# How long do i need to quarantine?



## papheteer (Sep 5, 2013)

I acquired some plants 2 months ago and i found some scales on some them. They are in quarantine till now. They have been sprayed and drenched with merit 75 3 times and 1 time with safers end all II the past 2 months. I guess my question is how much longer do i need to wait to make sure all scales are gone, including eggs. I have checked them today and no visible adult scales. Thanks!!


----------



## Paphman910 (Sep 5, 2013)

Should be safe now! That is good work!


----------



## abax (Sep 6, 2013)

Which kind of scale did you find? Armored or soft?


----------



## papheteer (Sep 6, 2013)

Angela, i am not too sure. Pls take a look at the 2nd photo in this thread: http://www.slippertalk.com/forum/showthread.php?t=30891 

Thanks!!


----------



## papheteer (Sep 6, 2013)

Paphman910 said:


> Should be safe now! That is good work!



I hope so!! Thanks!


----------



## abax (Sep 7, 2013)

I just did a little reading on the hard scale in Birk's book and that's what
the second photo looks like to me. I've forgotten the correct spelling, but
I think it's biosduval (?) scale, especially since you mentioned that it looked
different from soft scale. I'd still be cautious and watch the plants closely and maybe keep them a bit apart from the general orchid population. You've taken the proper precautions, however, armored scale is very hard
to get rid of. That hard shell requires systemics. If you see any more,
try Orthene 97% WP.

Have you repotted the plants?


----------



## SlipperFan (Sep 8, 2013)

I find Cloud's Orchid Doctor helpful:
http://cloudsorchids.com/doctor/dpests.htm


----------



## papheteer (Sep 8, 2013)

Thanks for all the help guys!

I have decided to keep them by the window away from other plants for another month. Then ill check for scales and spray with end all II one last time to make sure!


----------



## papheteer (Sep 8, 2013)

abax said:


> I just did a little reading on the hard scale in Birk's book and that's what
> the second photo looks like to me. I've forgotten the correct spelling, but
> I think it's biosduval (?) scale, especially since you mentioned that it looked
> different from soft scale. I'd still be cautious and watch the plants closely and maybe keep them a bit apart from the general orchid population. You've taken the proper precautions, however, armored scale is very hard
> ...

*ENTRIES PROVIDED*
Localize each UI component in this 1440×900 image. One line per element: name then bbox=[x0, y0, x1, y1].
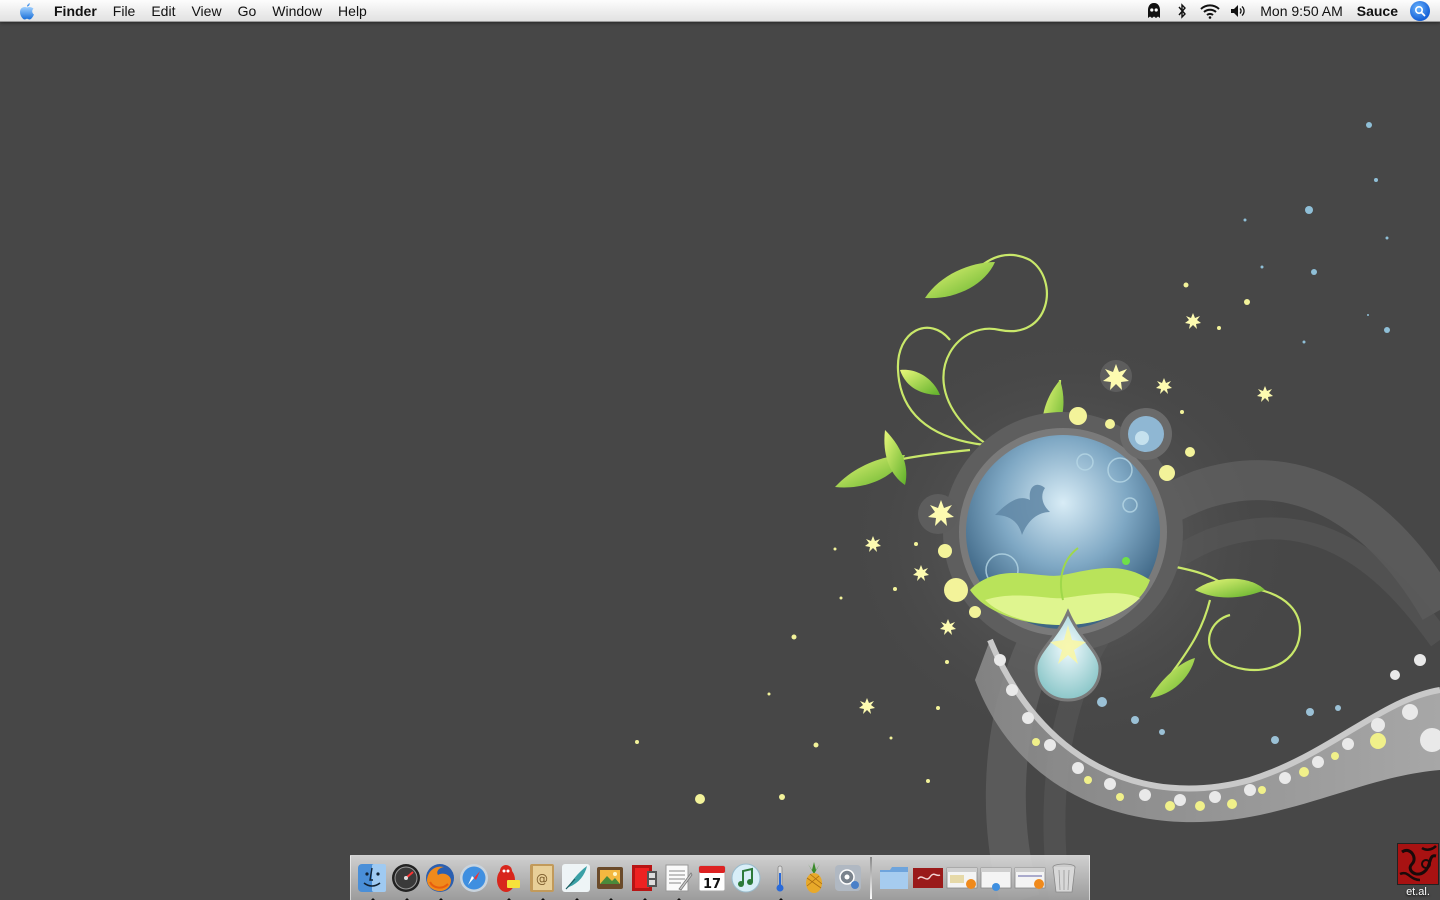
desktop-icon-etal[interactable]: et.al. bbox=[1396, 843, 1440, 900]
etal-thumbnail-icon bbox=[1397, 843, 1439, 885]
itunes-icon[interactable] bbox=[729, 860, 763, 896]
adium-icon[interactable] bbox=[491, 860, 525, 900]
folder-icon[interactable] bbox=[877, 860, 911, 896]
system-preferences-icon[interactable] bbox=[831, 860, 865, 896]
safari-icon[interactable] bbox=[457, 860, 491, 896]
spotlight-icon[interactable] bbox=[1410, 1, 1430, 21]
document-red-icon[interactable] bbox=[911, 860, 945, 896]
desktop-wallpaper bbox=[0, 22, 1440, 900]
menu-window[interactable]: Window bbox=[264, 0, 330, 22]
menu-bar-left: Finder File Edit View Go Window Help bbox=[0, 0, 375, 22]
thermometer-icon[interactable] bbox=[763, 860, 797, 900]
ghost-icon[interactable] bbox=[1140, 0, 1168, 22]
trash-icon[interactable] bbox=[1047, 860, 1081, 896]
dock: @ 17 bbox=[350, 855, 1090, 900]
minimized-window-1-icon[interactable] bbox=[945, 860, 979, 896]
finder-icon[interactable] bbox=[355, 860, 389, 900]
calendar-day-text: 17 bbox=[703, 877, 721, 892]
minimized-window-3-icon[interactable] bbox=[1013, 860, 1047, 896]
address-book-icon[interactable]: @ bbox=[525, 860, 559, 900]
menu-finder[interactable]: Finder bbox=[46, 0, 105, 22]
menu-help[interactable]: Help bbox=[330, 0, 375, 22]
menu-bar-right: Mon 9:50 AM Sauce bbox=[1140, 0, 1440, 22]
svg-text:@: @ bbox=[536, 872, 548, 886]
textedit-icon[interactable] bbox=[661, 860, 695, 900]
volume-icon[interactable] bbox=[1224, 0, 1252, 22]
menu-bar: Finder File Edit View Go Window Help Mon… bbox=[0, 0, 1440, 22]
menu-file[interactable]: File bbox=[105, 0, 144, 22]
quill-icon[interactable] bbox=[559, 860, 593, 900]
menu-go[interactable]: Go bbox=[230, 0, 265, 22]
photo-booth-icon[interactable] bbox=[627, 860, 661, 900]
ical-icon[interactable]: 17 bbox=[695, 860, 729, 896]
preview-icon[interactable] bbox=[593, 860, 627, 900]
dashboard-icon[interactable] bbox=[389, 860, 423, 900]
pineapple-icon[interactable] bbox=[797, 860, 831, 896]
menu-clock[interactable]: Mon 9:50 AM bbox=[1252, 3, 1351, 19]
menu-edit[interactable]: Edit bbox=[143, 0, 183, 22]
desktop-icon-label: et.al. bbox=[1406, 886, 1430, 898]
menu-view[interactable]: View bbox=[183, 0, 229, 22]
firefox-icon[interactable] bbox=[423, 860, 457, 900]
minimized-window-2-icon[interactable] bbox=[979, 860, 1013, 896]
dock-separator bbox=[870, 857, 872, 899]
wifi-icon[interactable] bbox=[1196, 0, 1224, 22]
user-menu[interactable]: Sauce bbox=[1351, 3, 1404, 19]
bluetooth-icon[interactable] bbox=[1168, 0, 1196, 22]
apple-menu-icon[interactable] bbox=[8, 0, 46, 22]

*AIM 1*
Check each statement against the forum thread on quarantining plants for scale. For each, answer yes or no and quote the words from the thread that decide it. (a) The plants were treated with Merit 75 three times. (b) abax suggests Orthene 97% WP if more scale turns up. (c) papheteer decided to put the plants back with the others right away.
*AIM 2*
Resume the forum thread on quarantining plants for scale from the point where it ends.

*EXERCISE RESPONSE 1*
(a) Yes: "They have been sprayed and drenched with merit 75 3 times"
(b) Yes: "try Orthene 97% WP"
(c) No: "I have decided to keep them by the window away from other plants for another month."

*EXERCISE RESPONSE 2*
Thanks Angela. I did use merit a few times which i believe is a systemic too.

The plants came bare root.


----------



## abax (Sep 9, 2013)

Good idea. I don't particularly like Merit, but it smells a little bit better
than Orthene. Good luck...I just hate hard scale. I think I'd let the seller
know about the scale infestation. The vendor might want to check his/her
other plants.


----------



## John M (Sep 13, 2013)

I find that Orthene doesn't do much for scale or mealybug. But, I've had excellent results with Merit. However, I believe that Merit is most effective when taken up by the roots, not as a foliar spray. So, drenching the pot is good; but, being orchids and not fast growers, it takes time to move up the plant and poison the bugs. Drenching and spraying the whole plant so that the Merit can work as a contact killer first and then hit them later as a systemic is a good idea. How long it takes to work as a systemic depends on a lot of things. I don't think that you're being overcautious by keeping the plants separated for 3 months, instead of just two. Just make sure that you've not seen anything for a long time before you put the plants into your bug free collection.


----------



## papheteer (Sep 14, 2013)

Thank you John. 

I've been looking at them every few days and so far i haven't seen one adult scale. 2 more weeks and if i see no scales by then, they will join the rest of my plants. Which also means i gotta buy a new t5 fixture.  Less money to buy new plants!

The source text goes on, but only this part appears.